■ **Collection entries**
------------------------------------------------------------------------

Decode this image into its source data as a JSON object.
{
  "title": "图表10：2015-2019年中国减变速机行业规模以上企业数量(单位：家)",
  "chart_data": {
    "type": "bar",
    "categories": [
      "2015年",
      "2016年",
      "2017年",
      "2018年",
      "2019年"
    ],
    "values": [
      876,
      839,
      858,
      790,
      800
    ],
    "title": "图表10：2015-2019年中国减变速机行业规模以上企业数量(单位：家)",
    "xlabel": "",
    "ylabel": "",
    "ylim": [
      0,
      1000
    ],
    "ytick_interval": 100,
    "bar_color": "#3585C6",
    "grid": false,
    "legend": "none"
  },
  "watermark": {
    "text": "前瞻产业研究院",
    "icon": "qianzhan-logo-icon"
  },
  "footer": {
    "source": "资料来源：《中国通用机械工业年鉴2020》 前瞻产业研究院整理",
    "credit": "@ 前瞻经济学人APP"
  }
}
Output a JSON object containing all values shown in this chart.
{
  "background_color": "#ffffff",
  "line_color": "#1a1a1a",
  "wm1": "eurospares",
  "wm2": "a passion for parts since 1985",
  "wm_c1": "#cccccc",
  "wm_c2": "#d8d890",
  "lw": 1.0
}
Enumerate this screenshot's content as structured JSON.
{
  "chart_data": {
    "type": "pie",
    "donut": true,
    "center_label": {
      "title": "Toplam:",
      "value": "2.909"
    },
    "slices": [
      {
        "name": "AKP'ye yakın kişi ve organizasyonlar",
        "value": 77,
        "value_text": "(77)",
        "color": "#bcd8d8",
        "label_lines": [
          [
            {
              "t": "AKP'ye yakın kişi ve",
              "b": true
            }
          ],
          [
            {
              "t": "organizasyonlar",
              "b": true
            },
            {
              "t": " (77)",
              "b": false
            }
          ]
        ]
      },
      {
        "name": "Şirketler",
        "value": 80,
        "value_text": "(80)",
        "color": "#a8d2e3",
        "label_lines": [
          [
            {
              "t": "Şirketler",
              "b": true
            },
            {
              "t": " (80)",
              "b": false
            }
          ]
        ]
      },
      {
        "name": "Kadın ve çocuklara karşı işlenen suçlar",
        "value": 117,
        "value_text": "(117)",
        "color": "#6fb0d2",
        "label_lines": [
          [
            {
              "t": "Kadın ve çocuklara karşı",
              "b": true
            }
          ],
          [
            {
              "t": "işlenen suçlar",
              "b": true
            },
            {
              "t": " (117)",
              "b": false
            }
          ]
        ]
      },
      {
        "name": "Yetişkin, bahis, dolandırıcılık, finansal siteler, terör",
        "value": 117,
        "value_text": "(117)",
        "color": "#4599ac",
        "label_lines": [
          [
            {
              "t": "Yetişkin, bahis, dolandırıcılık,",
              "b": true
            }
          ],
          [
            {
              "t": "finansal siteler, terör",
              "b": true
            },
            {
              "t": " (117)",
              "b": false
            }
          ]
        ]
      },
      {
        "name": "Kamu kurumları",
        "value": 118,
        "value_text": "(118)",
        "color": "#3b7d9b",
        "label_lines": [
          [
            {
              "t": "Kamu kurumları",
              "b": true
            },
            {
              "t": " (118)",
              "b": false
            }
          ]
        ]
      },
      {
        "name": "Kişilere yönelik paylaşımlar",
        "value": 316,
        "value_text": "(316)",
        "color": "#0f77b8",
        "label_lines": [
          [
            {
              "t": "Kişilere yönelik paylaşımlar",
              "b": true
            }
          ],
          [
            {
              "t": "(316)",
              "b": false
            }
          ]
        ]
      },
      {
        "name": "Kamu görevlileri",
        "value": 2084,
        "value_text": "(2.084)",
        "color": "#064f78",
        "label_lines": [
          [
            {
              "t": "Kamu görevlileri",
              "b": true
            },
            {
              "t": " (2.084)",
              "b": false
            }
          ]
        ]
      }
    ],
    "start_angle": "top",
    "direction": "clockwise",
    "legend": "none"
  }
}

------------------------------------------------------------------------

■ **Requirements**
Print out all the entries precisely as written.

■ **The response**
Decode this image into its source data as a JSON object.
{
  "title": "图表10：2015-2019年中国减变速机行业规模以上企业数量(单位：家)",
  "chart_data": {
    "type": "bar",
    "categories": [
      "2015年",
      "2016年",
      "2017年",
      "2018年",
      "2019年"
    ],
    "values": [
      876,
      839,
      858,
      790,
      800
    ],
    "title": "图表10：2015-2019年中国减变速机行业规模以上企业数量(单位：家)",
    "xlabel": "",
    "ylabel": "",
    "ylim": [
      0,
      1000
    ],
    "ytick_interval": 100,
    "bar_color": "#3585C6",
    "grid": false,
    "legend": "none"
  },
  "watermark": {
    "text": "前瞻产业研究院",
    "icon": "qianzhan-logo-icon"
  },
  "footer": {
    "source": "资料来源：《中国通用机械工业年鉴2020》 前瞻产业研究院整理",
    "credit": "@ 前瞻经济学人APP"
  }
}
Output a JSON object containing all values shown in this chart.
{
  "background_color": "#ffffff",
  "line_color": "#1a1a1a",
  "wm1": "eurospares",
  "wm2": "a passion for parts since 1985",
  "wm_c1": "#cccccc",
  "wm_c2": "#d8d890",
  "lw": 1.0
}
Enumerate this screenshot's content as structured JSON.
{
  "chart_data": {
    "type": "pie",
    "donut": true,
    "center_label": {
      "title": "Toplam:",
      "value": "2.909"
    },
    "slices": [
      {
        "name": "AKP'ye yakın kişi ve organizasyonlar",
        "value": 77,
        "value_text": "(77)",
        "color": "#bcd8d8",
        "label_lines": [
          [
            {
              "t": "AKP'ye yakın kişi ve",
              "b": true
            }
          ],
          [
            {
              "t": "organizasyonlar",
              "b": true
            },
            {
              "t": " (77)",
              "b": false
            }
          ]
        ]
      },
      {
        "name": "Şirketler",
        "value": 80,
        "value_text": "(80)",
        "color": "#a8d2e3",
        "label_lines": [
          [
            {
              "t": "Şirketler",
              "b": true
            },
            {
              "t": " (80)",
              "b": false
            }
          ]
        ]
      },
      {
        "name": "Kadın ve çocuklara karşı işlenen suçlar",
        "value": 117,
        "value_text": "(117)",
        "color": "#6fb0d2",
        "label_lines": [
          [
            {
              "t": "Kadın ve çocuklara karşı",
              "b": true
            }
          ],
          [
            {
              "t": "işlenen suçlar",
              "b": true
            },
            {
              "t": " (117)",
              "b": false
            }
          ]
        ]
      },
      {
        "name": "Yetişkin, bahis, dolandırıcılık, finansal siteler, terör",
        "value": 117,
        "value_text": "(117)",
        "color": "#4599ac",
        "label_lines": [
          [
            {
              "t": "Yetişkin, bahis, dolandırıcılık,",
              "b": true
            }
          ],
          [
            {
              "t": "finansal siteler, terör",
              "b": true
            },
            {
              "t": " (117)",
              "b": false
            }
          ]
        ]
      },
      {
        "name": "Kamu kurumları",
        "value": 118,
        "value_text": "(118)",
        "color": "#3b7d9b",
        "label_lines": [
          [
            {
              "t": "Kamu kurumları",
              "b": true
            },
            {
              "t": " (118)",
              "b": false
            }
          ]
        ]
      },
      {
        "name": "Kişilere yönelik paylaşımlar",
        "value": 316,
        "value_text": "(316)",
        "color": "#0f77b8",
        "label_lines": [
          [
            {
              "t": "Kişilere yönelik paylaşımlar",
              "b": true
            }
          ],
          [
            {
              "t": "(316)",
              "b": false
            }
          ]
        ]
      },
      {
        "name": "Kamu görevlileri",
        "value": 2084,
        "value_text": "(2.084)",
        "color": "#064f78",
        "label_lines": [
          [
            {
              "t": "Kamu görevlileri",
              "b": true
            },
            {
              "t": " (2.084)",
              "b": false
            }
          ]
        ]
      }
    ],
    "start_angle": "top",
    "direction": "clockwise",
    "legend": "none"
  }
}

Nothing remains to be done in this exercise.